What to do —
Find each line containing the string "than" and return it.

Record set —
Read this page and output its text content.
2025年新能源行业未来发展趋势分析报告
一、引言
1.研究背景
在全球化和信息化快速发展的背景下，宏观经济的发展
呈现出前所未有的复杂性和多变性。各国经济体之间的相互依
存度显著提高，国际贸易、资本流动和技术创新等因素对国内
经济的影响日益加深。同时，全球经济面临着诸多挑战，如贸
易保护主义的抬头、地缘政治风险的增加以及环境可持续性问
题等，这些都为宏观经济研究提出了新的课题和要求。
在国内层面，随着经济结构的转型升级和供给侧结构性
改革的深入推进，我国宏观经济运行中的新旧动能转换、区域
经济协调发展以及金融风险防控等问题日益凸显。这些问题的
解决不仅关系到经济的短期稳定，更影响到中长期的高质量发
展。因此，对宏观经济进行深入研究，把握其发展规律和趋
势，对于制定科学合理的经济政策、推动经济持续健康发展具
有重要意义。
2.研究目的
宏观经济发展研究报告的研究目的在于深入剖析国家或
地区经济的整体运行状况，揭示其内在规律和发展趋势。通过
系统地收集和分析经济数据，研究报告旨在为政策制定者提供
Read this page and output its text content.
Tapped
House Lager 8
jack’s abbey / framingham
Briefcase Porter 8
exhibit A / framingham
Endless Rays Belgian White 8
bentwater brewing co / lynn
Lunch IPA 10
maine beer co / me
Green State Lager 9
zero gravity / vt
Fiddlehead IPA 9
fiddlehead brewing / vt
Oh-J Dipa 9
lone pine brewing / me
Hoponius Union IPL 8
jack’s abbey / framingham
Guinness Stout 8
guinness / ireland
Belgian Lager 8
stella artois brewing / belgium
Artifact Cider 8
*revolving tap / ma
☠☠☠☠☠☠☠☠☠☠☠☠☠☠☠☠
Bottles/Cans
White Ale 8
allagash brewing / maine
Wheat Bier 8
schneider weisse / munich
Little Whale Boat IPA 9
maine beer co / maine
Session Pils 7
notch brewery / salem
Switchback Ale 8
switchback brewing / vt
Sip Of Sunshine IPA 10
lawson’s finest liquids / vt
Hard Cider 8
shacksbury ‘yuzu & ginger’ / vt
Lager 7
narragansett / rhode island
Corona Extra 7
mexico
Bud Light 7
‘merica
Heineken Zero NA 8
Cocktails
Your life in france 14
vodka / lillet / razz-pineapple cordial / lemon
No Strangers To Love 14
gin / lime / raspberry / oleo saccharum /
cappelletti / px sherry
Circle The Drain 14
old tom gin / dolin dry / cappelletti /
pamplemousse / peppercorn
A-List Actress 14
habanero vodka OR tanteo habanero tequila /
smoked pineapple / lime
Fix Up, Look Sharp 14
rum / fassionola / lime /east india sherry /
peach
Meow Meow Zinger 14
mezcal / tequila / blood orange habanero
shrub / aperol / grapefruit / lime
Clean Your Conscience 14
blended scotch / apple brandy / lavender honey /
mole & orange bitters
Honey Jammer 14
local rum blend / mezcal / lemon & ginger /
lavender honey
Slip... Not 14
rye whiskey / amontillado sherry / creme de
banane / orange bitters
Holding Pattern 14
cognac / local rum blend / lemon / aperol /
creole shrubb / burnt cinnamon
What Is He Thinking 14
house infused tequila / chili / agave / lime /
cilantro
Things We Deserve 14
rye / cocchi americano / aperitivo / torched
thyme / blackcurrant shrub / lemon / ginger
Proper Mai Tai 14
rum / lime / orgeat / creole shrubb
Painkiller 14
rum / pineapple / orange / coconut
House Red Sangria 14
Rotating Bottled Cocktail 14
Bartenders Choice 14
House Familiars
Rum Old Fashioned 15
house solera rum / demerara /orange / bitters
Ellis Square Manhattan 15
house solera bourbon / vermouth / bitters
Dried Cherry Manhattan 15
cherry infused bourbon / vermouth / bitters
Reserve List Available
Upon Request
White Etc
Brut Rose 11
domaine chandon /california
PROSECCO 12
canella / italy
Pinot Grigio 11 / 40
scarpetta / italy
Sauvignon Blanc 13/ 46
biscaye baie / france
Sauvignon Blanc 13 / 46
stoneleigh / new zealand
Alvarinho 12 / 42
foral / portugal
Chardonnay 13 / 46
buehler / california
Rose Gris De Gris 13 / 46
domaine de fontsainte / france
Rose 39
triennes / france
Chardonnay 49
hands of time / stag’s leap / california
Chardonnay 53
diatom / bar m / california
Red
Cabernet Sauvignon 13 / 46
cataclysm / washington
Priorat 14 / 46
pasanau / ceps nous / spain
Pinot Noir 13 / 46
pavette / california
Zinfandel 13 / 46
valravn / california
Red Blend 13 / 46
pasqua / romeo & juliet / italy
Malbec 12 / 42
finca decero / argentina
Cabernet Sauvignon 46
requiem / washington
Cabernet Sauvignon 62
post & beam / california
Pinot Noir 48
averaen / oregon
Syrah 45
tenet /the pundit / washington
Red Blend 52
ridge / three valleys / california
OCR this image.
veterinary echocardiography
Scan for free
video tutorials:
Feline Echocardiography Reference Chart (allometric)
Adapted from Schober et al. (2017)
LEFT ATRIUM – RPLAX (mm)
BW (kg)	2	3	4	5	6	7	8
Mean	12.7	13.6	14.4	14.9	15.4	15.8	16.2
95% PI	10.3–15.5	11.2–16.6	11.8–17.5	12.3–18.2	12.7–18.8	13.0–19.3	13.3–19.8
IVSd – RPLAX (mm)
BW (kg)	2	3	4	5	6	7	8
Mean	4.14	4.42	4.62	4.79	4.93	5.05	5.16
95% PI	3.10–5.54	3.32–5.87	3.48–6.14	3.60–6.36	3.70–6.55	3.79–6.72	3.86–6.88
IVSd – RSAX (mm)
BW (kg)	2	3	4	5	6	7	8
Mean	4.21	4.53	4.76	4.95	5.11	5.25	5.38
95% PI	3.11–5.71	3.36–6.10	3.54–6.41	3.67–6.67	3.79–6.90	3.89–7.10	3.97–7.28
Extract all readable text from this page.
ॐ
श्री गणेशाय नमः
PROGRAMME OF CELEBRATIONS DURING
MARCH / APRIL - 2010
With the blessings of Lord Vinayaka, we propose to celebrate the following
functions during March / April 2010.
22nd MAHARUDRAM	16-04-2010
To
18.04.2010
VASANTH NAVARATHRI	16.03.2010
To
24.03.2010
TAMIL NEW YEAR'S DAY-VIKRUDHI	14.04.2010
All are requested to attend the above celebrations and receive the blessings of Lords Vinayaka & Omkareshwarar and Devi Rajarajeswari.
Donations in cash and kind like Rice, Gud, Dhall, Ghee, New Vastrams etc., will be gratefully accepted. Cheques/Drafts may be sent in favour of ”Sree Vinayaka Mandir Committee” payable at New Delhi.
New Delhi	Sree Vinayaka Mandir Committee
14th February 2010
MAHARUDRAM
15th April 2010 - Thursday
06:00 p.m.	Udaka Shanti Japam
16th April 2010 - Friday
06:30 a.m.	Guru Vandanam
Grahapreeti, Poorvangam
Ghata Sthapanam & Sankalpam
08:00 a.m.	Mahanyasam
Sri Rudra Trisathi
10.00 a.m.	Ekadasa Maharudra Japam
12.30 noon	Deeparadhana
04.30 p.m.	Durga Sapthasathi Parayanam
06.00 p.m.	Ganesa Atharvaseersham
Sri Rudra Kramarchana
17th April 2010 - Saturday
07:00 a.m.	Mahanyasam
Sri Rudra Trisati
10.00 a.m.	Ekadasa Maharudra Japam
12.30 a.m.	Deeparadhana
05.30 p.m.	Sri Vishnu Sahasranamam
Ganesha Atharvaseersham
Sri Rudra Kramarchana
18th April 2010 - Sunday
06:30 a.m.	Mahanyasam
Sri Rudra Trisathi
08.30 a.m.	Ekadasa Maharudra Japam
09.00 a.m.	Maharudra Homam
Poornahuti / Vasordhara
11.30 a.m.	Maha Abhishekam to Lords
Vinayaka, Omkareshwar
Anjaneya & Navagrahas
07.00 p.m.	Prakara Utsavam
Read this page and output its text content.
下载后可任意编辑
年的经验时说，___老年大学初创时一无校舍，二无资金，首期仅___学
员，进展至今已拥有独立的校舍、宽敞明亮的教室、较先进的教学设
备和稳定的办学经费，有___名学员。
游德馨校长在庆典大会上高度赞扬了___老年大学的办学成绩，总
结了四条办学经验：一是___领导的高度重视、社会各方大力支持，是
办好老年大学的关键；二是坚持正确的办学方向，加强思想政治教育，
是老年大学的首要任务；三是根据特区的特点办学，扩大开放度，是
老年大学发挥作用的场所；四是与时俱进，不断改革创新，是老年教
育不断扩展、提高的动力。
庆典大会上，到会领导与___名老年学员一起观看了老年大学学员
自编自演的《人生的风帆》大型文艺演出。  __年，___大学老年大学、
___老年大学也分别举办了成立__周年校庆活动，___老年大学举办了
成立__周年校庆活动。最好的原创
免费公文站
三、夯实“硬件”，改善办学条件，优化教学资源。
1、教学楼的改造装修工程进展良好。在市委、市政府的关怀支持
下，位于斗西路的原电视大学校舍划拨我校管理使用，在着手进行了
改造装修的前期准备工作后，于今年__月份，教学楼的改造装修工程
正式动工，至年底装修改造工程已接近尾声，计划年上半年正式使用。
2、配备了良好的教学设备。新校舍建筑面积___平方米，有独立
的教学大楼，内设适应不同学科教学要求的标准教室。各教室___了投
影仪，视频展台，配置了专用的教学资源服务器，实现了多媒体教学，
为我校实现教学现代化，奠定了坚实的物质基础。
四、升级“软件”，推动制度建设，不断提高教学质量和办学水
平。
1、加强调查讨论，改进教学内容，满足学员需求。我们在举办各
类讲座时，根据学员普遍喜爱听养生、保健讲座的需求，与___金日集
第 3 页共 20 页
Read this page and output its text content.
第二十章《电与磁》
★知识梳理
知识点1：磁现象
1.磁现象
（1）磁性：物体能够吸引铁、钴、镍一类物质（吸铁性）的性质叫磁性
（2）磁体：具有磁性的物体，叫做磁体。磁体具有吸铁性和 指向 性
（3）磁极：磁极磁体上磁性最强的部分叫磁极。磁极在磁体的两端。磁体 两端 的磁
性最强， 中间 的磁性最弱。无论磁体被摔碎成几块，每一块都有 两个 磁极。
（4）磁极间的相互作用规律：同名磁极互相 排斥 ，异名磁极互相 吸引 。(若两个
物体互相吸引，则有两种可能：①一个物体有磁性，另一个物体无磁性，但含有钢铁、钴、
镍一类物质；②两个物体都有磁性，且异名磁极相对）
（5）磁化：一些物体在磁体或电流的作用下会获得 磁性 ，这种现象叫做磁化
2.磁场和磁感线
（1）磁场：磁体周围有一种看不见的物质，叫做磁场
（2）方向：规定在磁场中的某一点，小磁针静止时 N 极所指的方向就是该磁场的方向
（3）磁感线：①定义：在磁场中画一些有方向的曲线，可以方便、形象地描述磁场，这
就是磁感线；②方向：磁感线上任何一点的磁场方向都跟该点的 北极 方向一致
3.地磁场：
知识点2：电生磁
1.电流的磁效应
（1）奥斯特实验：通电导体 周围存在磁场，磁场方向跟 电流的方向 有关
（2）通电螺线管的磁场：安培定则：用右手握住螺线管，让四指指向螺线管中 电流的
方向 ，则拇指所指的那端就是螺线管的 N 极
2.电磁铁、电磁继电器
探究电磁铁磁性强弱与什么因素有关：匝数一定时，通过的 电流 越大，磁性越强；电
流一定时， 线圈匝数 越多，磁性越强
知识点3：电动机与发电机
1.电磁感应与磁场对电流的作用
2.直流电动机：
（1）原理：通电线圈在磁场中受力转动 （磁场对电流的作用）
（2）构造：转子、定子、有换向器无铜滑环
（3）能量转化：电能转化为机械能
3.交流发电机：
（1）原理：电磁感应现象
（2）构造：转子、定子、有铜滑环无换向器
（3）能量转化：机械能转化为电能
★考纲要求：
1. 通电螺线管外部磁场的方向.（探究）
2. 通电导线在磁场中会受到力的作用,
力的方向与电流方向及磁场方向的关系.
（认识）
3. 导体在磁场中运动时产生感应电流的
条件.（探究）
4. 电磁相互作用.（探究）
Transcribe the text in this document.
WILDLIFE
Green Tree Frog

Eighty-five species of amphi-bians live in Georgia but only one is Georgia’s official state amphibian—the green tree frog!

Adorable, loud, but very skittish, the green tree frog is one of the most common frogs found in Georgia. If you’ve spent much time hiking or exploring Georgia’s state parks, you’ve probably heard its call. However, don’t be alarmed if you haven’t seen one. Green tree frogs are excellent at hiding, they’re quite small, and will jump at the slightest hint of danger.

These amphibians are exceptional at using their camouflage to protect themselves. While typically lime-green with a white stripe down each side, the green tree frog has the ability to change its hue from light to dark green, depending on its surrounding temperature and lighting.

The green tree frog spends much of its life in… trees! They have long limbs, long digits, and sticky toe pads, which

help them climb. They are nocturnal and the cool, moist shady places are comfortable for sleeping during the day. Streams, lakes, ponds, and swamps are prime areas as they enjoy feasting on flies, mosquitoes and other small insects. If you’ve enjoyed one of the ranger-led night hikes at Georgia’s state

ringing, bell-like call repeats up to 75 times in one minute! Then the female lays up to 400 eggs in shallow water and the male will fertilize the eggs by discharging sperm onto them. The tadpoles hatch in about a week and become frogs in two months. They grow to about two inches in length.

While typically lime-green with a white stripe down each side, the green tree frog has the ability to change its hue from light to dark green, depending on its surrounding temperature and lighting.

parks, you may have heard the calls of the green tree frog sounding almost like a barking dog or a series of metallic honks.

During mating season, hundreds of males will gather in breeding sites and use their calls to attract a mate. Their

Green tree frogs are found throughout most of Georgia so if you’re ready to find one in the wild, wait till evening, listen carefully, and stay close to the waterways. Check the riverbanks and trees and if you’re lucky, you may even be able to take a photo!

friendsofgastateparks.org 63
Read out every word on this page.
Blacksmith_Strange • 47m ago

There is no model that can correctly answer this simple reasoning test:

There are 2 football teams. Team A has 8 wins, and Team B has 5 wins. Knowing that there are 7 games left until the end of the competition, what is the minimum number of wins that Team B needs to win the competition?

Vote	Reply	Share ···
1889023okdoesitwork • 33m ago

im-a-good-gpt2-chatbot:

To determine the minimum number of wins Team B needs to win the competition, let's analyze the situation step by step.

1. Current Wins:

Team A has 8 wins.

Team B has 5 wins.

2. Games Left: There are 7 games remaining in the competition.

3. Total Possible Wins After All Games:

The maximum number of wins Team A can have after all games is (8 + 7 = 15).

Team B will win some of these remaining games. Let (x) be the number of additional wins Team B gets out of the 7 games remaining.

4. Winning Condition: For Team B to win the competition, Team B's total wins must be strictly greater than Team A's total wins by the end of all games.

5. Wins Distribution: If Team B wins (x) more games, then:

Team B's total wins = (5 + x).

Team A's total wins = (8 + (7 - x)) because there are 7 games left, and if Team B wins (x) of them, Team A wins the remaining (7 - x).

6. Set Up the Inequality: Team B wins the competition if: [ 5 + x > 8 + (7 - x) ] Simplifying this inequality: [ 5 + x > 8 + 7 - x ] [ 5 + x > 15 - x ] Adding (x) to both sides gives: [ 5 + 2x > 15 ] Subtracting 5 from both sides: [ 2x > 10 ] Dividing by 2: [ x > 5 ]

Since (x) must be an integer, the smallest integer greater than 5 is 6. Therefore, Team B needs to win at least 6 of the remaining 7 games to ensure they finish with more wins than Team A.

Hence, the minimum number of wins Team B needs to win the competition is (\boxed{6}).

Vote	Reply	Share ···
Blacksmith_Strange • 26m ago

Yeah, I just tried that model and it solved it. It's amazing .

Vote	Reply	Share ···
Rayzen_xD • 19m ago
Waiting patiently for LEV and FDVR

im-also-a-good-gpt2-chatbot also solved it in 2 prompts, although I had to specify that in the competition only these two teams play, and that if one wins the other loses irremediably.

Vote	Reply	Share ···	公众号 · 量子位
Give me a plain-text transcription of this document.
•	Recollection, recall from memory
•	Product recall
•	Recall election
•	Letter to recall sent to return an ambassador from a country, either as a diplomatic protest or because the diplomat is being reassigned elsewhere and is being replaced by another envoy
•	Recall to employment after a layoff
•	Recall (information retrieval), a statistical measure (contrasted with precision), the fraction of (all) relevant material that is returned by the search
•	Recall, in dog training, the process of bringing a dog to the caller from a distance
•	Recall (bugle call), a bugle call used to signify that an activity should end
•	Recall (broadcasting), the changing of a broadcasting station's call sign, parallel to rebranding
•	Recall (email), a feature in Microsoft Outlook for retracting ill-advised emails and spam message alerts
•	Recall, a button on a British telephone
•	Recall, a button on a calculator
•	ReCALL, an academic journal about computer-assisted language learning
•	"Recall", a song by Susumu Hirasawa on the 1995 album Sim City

Finished task —
4. Winning Condition: For Team B to win the competition, Team B's total wins must be strictly greater than Team A's total wins by the end of all games.
Since (x) must be an integer, the smallest integer greater than 5 is 6. Therefore, Team B needs to win at least 6 of the remaining 7 games to ensure they finish with more wins than Team A.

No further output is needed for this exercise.